§ **WHAT YOU SHOULD DO**
Comb through the entries for "this" and pull out each line that holds it.

(Data extracted from a collection)
···

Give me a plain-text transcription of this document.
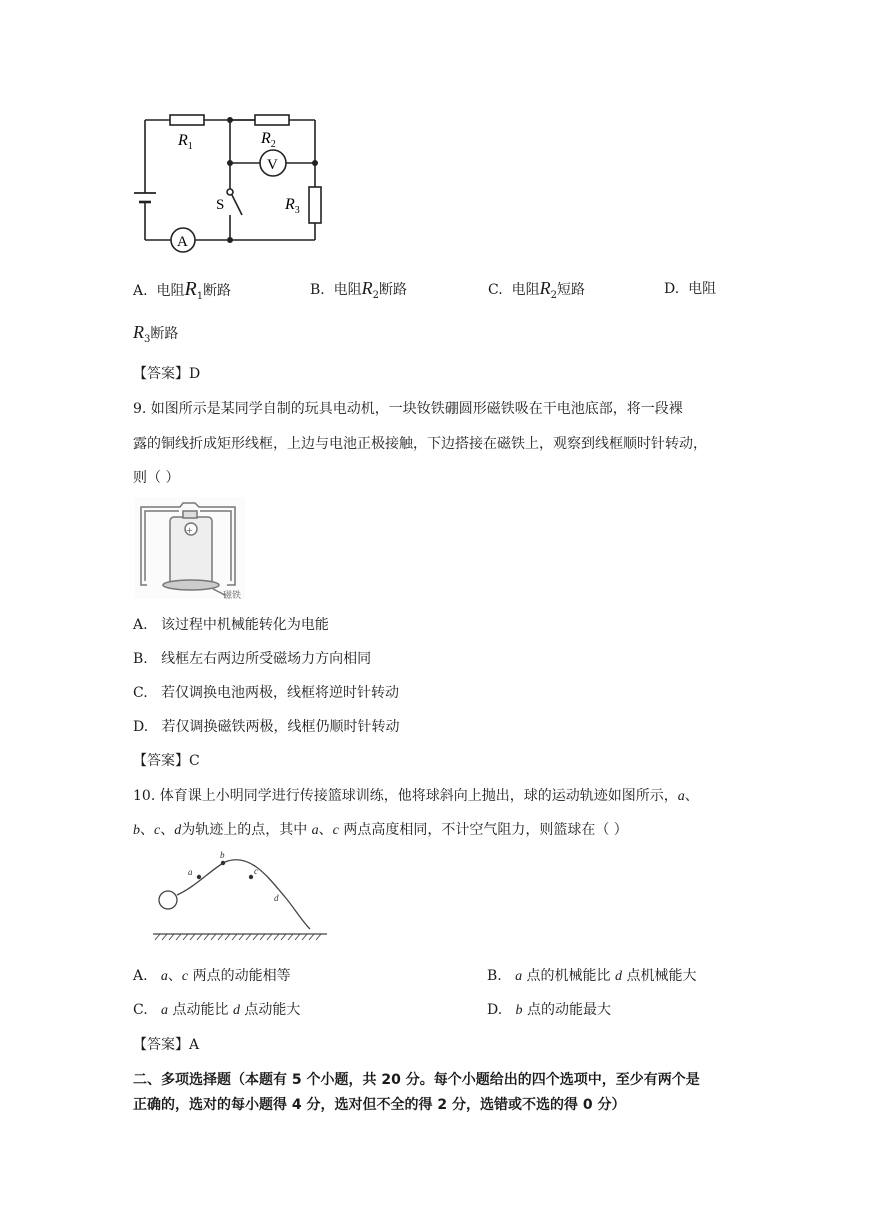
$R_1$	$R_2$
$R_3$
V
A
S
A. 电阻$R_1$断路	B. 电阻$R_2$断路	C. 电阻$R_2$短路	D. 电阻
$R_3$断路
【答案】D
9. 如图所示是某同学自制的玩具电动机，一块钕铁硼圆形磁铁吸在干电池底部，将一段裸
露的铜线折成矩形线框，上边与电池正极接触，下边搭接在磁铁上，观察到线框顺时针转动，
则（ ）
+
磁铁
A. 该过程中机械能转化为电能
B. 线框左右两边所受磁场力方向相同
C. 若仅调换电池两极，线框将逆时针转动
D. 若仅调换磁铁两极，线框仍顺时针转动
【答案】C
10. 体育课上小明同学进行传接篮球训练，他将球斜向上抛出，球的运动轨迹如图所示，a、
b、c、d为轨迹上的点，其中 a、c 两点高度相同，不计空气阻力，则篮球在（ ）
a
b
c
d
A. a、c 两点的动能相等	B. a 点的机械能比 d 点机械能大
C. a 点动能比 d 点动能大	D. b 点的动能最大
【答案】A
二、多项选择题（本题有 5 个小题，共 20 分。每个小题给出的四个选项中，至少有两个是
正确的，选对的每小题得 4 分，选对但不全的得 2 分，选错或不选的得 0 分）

···

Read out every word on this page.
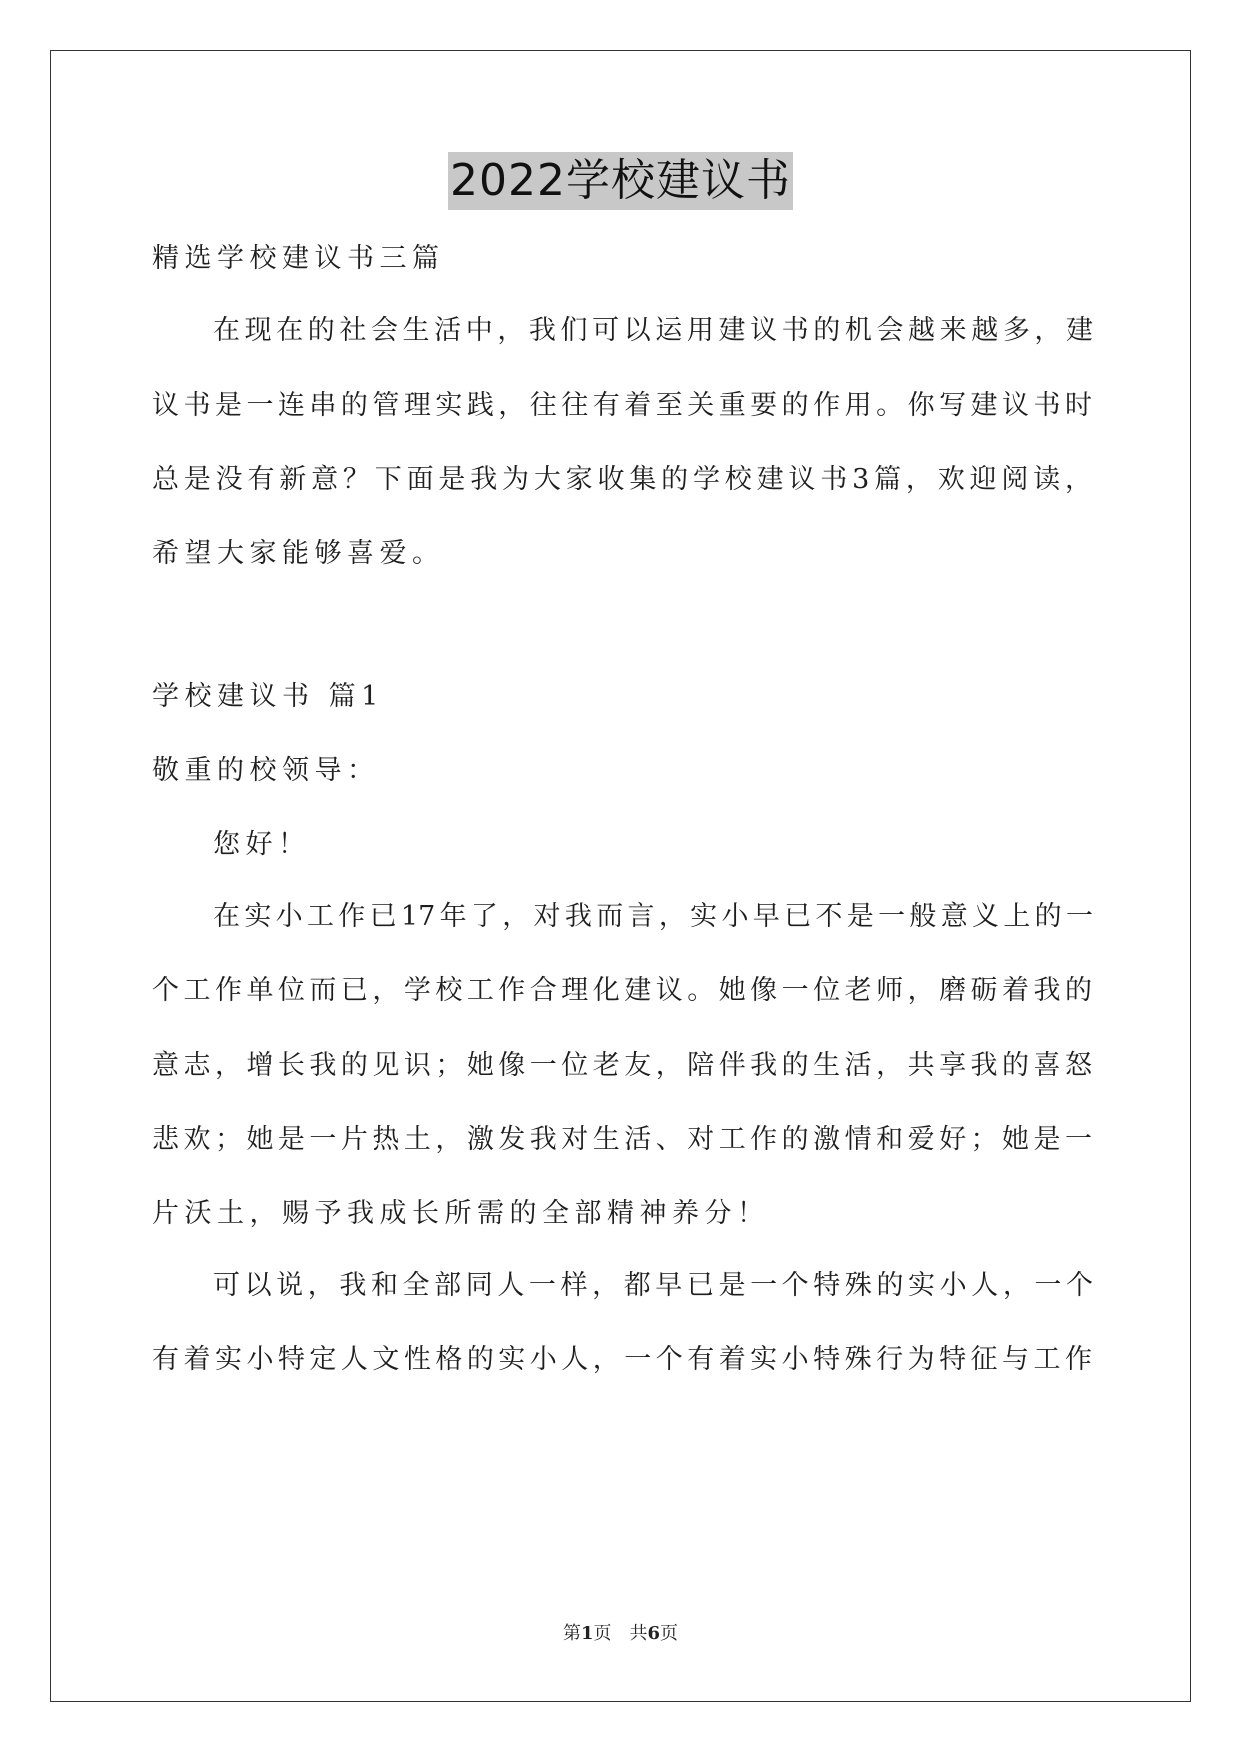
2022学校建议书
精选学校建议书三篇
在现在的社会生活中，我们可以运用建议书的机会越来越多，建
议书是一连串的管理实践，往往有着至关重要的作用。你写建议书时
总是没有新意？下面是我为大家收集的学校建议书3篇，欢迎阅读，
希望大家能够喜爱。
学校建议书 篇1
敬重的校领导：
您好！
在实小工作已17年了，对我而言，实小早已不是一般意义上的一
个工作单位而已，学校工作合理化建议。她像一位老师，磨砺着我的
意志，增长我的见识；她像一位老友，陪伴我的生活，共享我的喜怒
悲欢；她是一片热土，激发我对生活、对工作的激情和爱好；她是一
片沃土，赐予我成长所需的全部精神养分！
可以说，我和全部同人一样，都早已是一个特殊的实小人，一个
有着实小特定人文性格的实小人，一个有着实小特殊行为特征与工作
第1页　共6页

···

§ **IN RESPONSE**
Give me a plain-text transcription of this document.
Read out every word on this page.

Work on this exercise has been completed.